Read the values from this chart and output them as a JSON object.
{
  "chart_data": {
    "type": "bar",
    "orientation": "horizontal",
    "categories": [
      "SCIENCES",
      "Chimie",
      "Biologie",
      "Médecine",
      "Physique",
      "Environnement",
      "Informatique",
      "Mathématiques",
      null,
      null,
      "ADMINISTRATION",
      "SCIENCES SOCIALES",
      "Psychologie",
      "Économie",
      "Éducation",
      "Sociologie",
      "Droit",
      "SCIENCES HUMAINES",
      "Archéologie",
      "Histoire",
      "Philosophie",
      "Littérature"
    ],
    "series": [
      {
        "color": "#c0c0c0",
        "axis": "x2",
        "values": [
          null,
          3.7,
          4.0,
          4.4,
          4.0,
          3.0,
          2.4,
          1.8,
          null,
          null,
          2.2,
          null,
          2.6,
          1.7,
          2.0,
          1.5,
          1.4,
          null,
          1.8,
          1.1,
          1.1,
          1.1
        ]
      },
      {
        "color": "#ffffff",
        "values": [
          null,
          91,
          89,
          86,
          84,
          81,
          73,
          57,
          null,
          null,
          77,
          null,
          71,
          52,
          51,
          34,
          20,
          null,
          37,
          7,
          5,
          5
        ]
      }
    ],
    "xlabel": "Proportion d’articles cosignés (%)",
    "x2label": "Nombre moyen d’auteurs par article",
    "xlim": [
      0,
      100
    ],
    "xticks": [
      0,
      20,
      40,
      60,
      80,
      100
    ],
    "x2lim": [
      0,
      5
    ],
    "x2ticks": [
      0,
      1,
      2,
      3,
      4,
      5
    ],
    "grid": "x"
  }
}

==

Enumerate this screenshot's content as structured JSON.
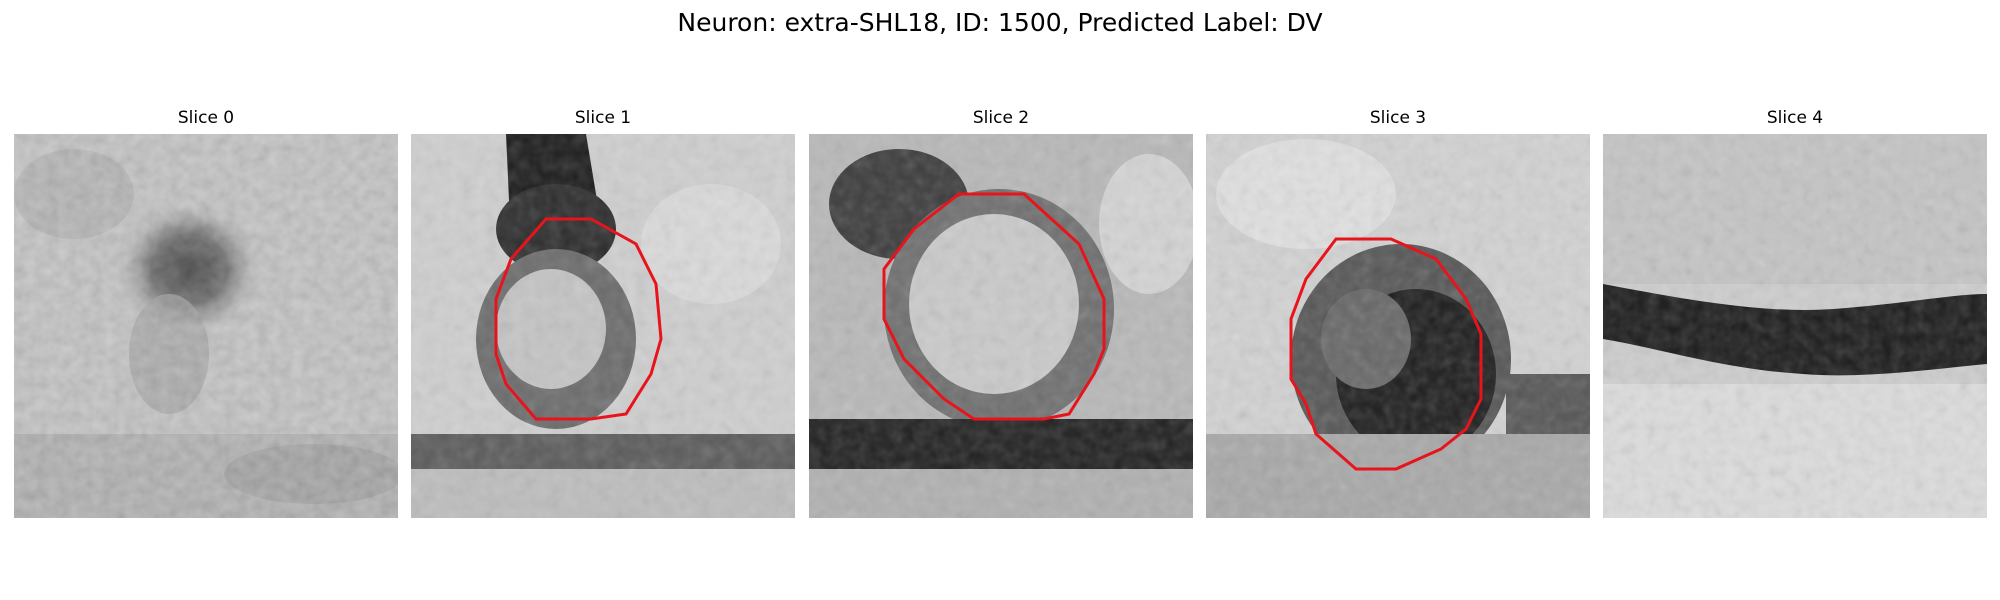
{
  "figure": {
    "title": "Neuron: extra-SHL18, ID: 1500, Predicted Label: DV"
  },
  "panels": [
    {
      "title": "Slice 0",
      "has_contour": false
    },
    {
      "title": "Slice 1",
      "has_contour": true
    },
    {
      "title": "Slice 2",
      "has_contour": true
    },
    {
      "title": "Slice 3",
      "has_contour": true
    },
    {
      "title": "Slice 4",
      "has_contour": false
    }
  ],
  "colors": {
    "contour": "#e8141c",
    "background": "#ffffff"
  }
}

==

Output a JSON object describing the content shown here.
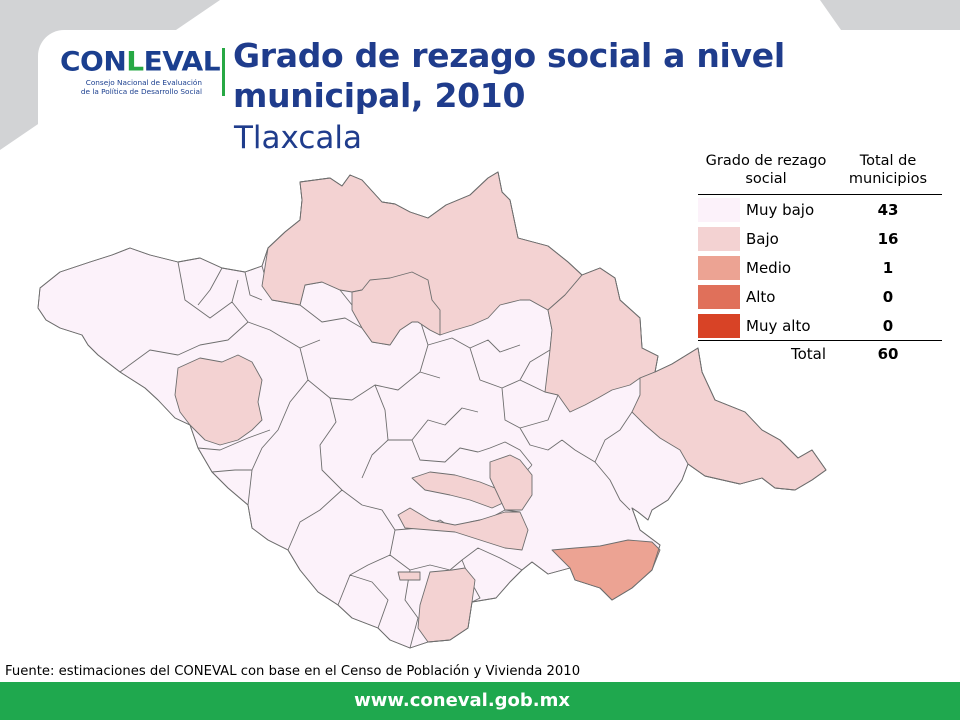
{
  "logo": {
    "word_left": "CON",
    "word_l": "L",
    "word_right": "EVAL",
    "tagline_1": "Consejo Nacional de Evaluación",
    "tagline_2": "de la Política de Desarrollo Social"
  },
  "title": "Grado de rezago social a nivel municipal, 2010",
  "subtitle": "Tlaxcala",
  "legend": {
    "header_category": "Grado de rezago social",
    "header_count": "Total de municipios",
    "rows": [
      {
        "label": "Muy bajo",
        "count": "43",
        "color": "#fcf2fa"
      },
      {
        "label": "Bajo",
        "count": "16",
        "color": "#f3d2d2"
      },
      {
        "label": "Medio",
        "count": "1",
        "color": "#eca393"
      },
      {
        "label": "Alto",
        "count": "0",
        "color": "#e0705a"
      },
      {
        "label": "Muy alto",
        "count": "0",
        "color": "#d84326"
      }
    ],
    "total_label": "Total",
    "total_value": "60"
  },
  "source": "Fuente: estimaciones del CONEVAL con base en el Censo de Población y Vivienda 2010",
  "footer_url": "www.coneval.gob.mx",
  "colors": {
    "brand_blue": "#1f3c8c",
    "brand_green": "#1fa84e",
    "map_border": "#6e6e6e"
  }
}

▶ **Brief**
Which lines hold the word "this"? Copy all of them.

▶ **Exercise response**
Read the values from this chart and output them as a JSON object.
Enumerate this screenshot's content as structured JSON.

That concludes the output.